# Source document
━━━

Women are remarkable on many levels but on the most basic and fundermental level this saying holds true for them as much as for many other situations and it is this;give them an inch and they'll want to take a mile,and respect you less in the long run into the bargain.

Twinkie
December 11, 2005, 08:59 PM
Or is it a fear and respect passed down from our mothers or other highly influential females that places the brakes on our behavior?
I thinks it's the one above. As a matter of fact. I agree wholeheartedly with what you are saying. I however, must lend my expertise being a feline helcat.

I am very straight forward. At least I try diligently to be. But my approach differs with the person I am forced to deal with. My lover will definitely feel my wrath because up to a certain point he is to know me, if not better than himself.

The stranger gets off way easier than that. I prefer a man to step to me straight forward as well. Tell me QUICKLY what is it you want to know, to hear, to feel. Express to me with whatever you are feeling, the things you think i need to know.

Twinkie
December 11, 2005, 09:02 PM
Not every situation reserves "kiddie gloves" If I am doing something that offends or disappoints you then step to me in a manner that will not have me laughing it off a few minutes later.

Don't step to me like you're a hooligan, but, your delivery should have me captivated and even contemplating what it is you are relaying to me.

If I am emotional about something, trust me you will know.

Another thing we women tend to over look is that, men have feelings too. We are oft taught that men are to be tough, no fear, no crying, no feelings and bearing these things in mind, we lash out knowing if he shows emotion...is a mah-mah-man.

BlackCryptoKnight
December 11, 2005, 09:06 PM
Another thing we women tend to over look is that, men have feelings too. We are oft taught that men are to be tough, no fear, no crying, no feelings and bearing these things in mind, we lash out knowing if he shows emotion...is a mah-mah-man.

And for this reason, it is ironic, that in many relationships, women lament bitterly when their men live up to these expectations.

Juliet
December 12, 2005, 09:22 AM
Trouble is in the eye of the beholder...

Gillion
December 12, 2005, 10:50 AM
Snippet of a telephone converstation ...

Me: I notice I have been getting bald.

Woman : Yes I have been meaning to talk to you about that. I don't like it. Its like your so young but your head looks like some hobble foot old man ready for the grave. Why don't you shave your head bald so I don't have to have it blind me. When you shave it won't be so obvious.

Me: Hmmm your right I have been looking like the crypt keeper ... so hey when last you watch a good tales from the crypt ...

** conversation continues into wee hours of morning **

Another converstation MANY moons later ....

Woman:Darling I think I am getting fat. You think I am getting fat ?

Me: Yes.

Woman: WHAT! WHAT YUH MEAN YES ?

Me: Yes you have been getting a little chubby and bordering on getting out of hand with all the snacking you been engaged in. So now you have this neat little wheel around your waist and your arms are flapping like wings in the breeze.

━━━

# Material supplied
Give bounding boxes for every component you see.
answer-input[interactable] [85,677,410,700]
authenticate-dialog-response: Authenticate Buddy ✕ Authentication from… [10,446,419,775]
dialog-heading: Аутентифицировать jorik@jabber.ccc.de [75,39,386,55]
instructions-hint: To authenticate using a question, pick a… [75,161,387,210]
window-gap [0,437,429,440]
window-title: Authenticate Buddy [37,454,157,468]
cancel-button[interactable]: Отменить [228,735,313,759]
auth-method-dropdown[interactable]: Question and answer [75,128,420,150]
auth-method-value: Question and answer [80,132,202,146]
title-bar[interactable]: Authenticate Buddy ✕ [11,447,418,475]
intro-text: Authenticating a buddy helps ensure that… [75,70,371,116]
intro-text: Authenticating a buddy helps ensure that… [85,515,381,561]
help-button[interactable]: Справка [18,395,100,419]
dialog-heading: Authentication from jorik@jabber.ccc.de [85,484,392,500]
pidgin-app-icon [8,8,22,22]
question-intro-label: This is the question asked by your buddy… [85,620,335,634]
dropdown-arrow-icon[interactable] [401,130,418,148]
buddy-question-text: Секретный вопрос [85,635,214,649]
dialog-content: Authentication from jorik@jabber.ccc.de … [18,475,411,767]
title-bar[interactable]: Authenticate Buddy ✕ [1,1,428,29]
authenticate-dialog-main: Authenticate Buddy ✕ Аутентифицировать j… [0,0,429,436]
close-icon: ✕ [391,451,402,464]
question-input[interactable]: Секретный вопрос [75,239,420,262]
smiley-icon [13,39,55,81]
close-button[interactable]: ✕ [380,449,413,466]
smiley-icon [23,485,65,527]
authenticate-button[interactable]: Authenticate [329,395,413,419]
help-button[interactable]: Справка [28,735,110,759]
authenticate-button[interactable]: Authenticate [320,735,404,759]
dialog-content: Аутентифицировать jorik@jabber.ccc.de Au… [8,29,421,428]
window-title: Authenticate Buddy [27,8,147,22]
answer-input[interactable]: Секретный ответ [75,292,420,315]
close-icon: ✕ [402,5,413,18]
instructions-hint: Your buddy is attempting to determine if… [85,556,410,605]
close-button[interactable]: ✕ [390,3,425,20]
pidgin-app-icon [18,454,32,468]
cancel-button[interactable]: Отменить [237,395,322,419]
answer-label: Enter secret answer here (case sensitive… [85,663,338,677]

━━━

# Activity list
1. Return the part of the forum thread starting at "Don't step to" and ending at "you will know.", copied word for word.
2. List each distinct username that appears above a post in the forum thread, naming each one only once.
3. Extend the forum thread about how women and men treat each other, picking up right after its final line.

# Replies
1.
Don't step to me like you're a hooligan, but, your delivery should have me captivated and even contemplating what it is you are relaying to me.

If I am emotional about something, trust me you will know.

2.
Twinkie
BlackCryptoKnight
Juliet
Gillion

3.
Woman: ...... !!!! sobs .... hangs up phone.

** me .... I am going to pay for that for a long time ! **

Gillion
December 12, 2005, 10:52 AM
This is the same woman that told me my six pack has long since disapeared and turn into a dutch pot.

Virus
December 12, 2005, 10:55 AM
Tell me QUICKLY what is it you want to know, to hear, to feel. Express to me with whatever you are feeling, the things you think i need to know.Honestly, i wouldn't. Express whatever im feeling..... :eusa_shif no Twinks, not everybody that emotional. I never hear my dad spilling his guts out to my mom, and i would find that sorta strange.

Not saying that u cant know ur partner, but certain things i should b able to keep to myself


Edit: @ gillion - lol lol lol lol lol olo lmao dwl.. nice

BlackCryptoKnight
December 12, 2005, 10:59 AM
This is the same woman that told me my six pack has long since disapeared and turn into a dutch pot.

:rofl: :rotflm: :dwl:

Dat nuh right. :icon_mrgr

Bahama Mama
December 12, 2005, 11:53 AM
LOL @ Gillion.

I have to admit that was a true scenario you posted there :rotflm: .

easyskanka
December 12, 2005, 12:41 PM
:icon_arro Gillion is most definitely on top form:dwl: :rotflm: :eusa_clap

acidblade
December 12, 2005, 12:48 PM
Snippet of a telephone converstation ...

Me: I notice I have been getting bald.

Woman : Yes I have been meaning to talk to you about that. I don't like it. Its like your so young but your head looks like some hobble foot old man ready for the grave. Why don't you shave your head bald so I don't have to have it blind me. When you shave it won't be so obvious.

Me: Hmmm your right I have been looking like the crypt keeper ... so hey when last you watch a good tales from the crypt ...

** conversation continues into wee hours of morning **

Another converstation MANY moons later ....

Woman:Darling I think I am getting fat. You think I am getting fat ?

Me: Yes.

Woman: WHAT! WHAT YUH MEAN YES ?

Me: Yes you have been getting a little chubby and bordering on getting out of hand with all the snacking you been engaged in. So now you have this neat little wheel around your waist and your arms are flapping like wings in the breeze.

Woman: ...... !!!! sobs .... hangs up phone.

** me .... I am going to pay for that for a long time ! **
LOL Yes Yute :eusa_clap :eusa_clap

Xenocrates
December 12, 2005, 01:02 PM
:icon_arro Gillion's Girl

Eediat ting dat.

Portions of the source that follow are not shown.